Start of Recorded information

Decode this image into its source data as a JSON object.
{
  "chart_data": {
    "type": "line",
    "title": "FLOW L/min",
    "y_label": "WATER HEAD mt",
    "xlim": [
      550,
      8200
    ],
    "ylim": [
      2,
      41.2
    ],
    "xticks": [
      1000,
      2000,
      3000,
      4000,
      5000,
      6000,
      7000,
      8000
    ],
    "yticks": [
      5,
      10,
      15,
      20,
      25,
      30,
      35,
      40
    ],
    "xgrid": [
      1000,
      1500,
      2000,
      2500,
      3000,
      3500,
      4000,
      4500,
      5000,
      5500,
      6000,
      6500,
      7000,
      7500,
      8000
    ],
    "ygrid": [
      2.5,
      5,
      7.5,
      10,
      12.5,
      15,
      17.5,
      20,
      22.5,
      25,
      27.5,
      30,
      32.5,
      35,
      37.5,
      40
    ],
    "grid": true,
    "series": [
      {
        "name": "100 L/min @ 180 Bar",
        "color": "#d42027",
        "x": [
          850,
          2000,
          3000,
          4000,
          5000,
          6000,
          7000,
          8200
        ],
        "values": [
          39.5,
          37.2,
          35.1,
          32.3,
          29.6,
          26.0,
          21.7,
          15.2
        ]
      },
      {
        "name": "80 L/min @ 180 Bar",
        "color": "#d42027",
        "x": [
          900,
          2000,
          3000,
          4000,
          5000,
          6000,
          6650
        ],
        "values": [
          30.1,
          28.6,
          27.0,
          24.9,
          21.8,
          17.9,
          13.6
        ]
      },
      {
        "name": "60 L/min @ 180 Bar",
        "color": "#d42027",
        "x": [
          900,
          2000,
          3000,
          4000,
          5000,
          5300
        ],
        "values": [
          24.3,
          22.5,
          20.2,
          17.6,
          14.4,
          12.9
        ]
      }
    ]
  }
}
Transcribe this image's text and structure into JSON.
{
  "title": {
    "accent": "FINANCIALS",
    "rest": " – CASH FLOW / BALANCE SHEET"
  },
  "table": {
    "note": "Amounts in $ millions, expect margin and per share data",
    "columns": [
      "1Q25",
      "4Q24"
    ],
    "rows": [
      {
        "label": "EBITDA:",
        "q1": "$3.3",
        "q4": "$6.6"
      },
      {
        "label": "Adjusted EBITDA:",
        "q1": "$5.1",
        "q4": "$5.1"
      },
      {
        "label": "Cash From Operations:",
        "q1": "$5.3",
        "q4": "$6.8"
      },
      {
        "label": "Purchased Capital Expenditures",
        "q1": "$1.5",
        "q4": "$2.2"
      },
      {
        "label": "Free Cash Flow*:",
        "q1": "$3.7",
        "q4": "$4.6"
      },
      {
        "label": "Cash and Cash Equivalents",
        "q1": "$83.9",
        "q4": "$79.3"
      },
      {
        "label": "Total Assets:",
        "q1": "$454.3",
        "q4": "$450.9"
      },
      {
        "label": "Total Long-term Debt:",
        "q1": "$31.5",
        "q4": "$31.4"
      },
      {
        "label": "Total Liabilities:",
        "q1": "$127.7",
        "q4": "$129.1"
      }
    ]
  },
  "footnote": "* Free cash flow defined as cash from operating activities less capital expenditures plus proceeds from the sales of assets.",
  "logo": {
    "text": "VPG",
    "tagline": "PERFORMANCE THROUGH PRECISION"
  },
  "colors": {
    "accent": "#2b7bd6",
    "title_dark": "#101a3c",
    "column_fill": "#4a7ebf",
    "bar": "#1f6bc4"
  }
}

End of Recorded information

Print every record above exactly as written.

#### Written answer
Decode this image into its source data as a JSON object.
{
  "chart_data": {
    "type": "line",
    "title": "FLOW L/min",
    "y_label": "WATER HEAD mt",
    "xlim": [
      550,
      8200
    ],
    "ylim": [
      2,
      41.2
    ],
    "xticks": [
      1000,
      2000,
      3000,
      4000,
      5000,
      6000,
      7000,
      8000
    ],
    "yticks": [
      5,
      10,
      15,
      20,
      25,
      30,
      35,
      40
    ],
    "xgrid": [
      1000,
      1500,
      2000,
      2500,
      3000,
      3500,
      4000,
      4500,
      5000,
      5500,
      6000,
      6500,
      7000,
      7500,
      8000
    ],
    "ygrid": [
      2.5,
      5,
      7.5,
      10,
      12.5,
      15,
      17.5,
      20,
      22.5,
      25,
      27.5,
      30,
      32.5,
      35,
      37.5,
      40
    ],
    "grid": true,
    "series": [
      {
        "name": "100 L/min @ 180 Bar",
        "color": "#d42027",
        "x": [
          850,
          2000,
          3000,
          4000,
          5000,
          6000,
          7000,
          8200
        ],
        "values": [
          39.5,
          37.2,
          35.1,
          32.3,
          29.6,
          26.0,
          21.7,
          15.2
        ]
      },
      {
        "name": "80 L/min @ 180 Bar",
        "color": "#d42027",
        "x": [
          900,
          2000,
          3000,
          4000,
          5000,
          6000,
          6650
        ],
        "values": [
          30.1,
          28.6,
          27.0,
          24.9,
          21.8,
          17.9,
          13.6
        ]
      },
      {
        "name": "60 L/min @ 180 Bar",
        "color": "#d42027",
        "x": [
          900,
          2000,
          3000,
          4000,
          5000,
          5300
        ],
        "values": [
          24.3,
          22.5,
          20.2,
          17.6,
          14.4,
          12.9
        ]
      }
    ]
  }
}
Transcribe this image's text and structure into JSON.
{
  "title": {
    "accent": "FINANCIALS",
    "rest": " – CASH FLOW / BALANCE SHEET"
  },
  "table": {
    "note": "Amounts in $ millions, expect margin and per share data",
    "columns": [
      "1Q25",
      "4Q24"
    ],
    "rows": [
      {
        "label": "EBITDA:",
        "q1": "$3.3",
        "q4": "$6.6"
      },
      {
        "label": "Adjusted EBITDA:",
        "q1": "$5.1",
        "q4": "$5.1"
      },
      {
        "label": "Cash From Operations:",
        "q1": "$5.3",
        "q4": "$6.8"
      },
      {
        "label": "Purchased Capital Expenditures",
        "q1": "$1.5",
        "q4": "$2.2"
      },
      {
        "label": "Free Cash Flow*:",
        "q1": "$3.7",
        "q4": "$4.6"
      },
      {
        "label": "Cash and Cash Equivalents",
        "q1": "$83.9",
        "q4": "$79.3"
      },
      {
        "label": "Total Assets:",
        "q1": "$454.3",
        "q4": "$450.9"
      },
      {
        "label": "Total Long-term Debt:",
        "q1": "$31.5",
        "q4": "$31.4"
      },
      {
        "label": "Total Liabilities:",
        "q1": "$127.7",
        "q4": "$129.1"
      }
    ]
  },
  "footnote": "* Free cash flow defined as cash from operating activities less capital expenditures plus proceeds from the sales of assets.",
  "logo": {
    "text": "VPG",
    "tagline": "PERFORMANCE THROUGH PRECISION"
  },
  "colors": {
    "accent": "#2b7bd6",
    "title_dark": "#101a3c",
    "column_fill": "#4a7ebf",
    "bar": "#1f6bc4"
  }
}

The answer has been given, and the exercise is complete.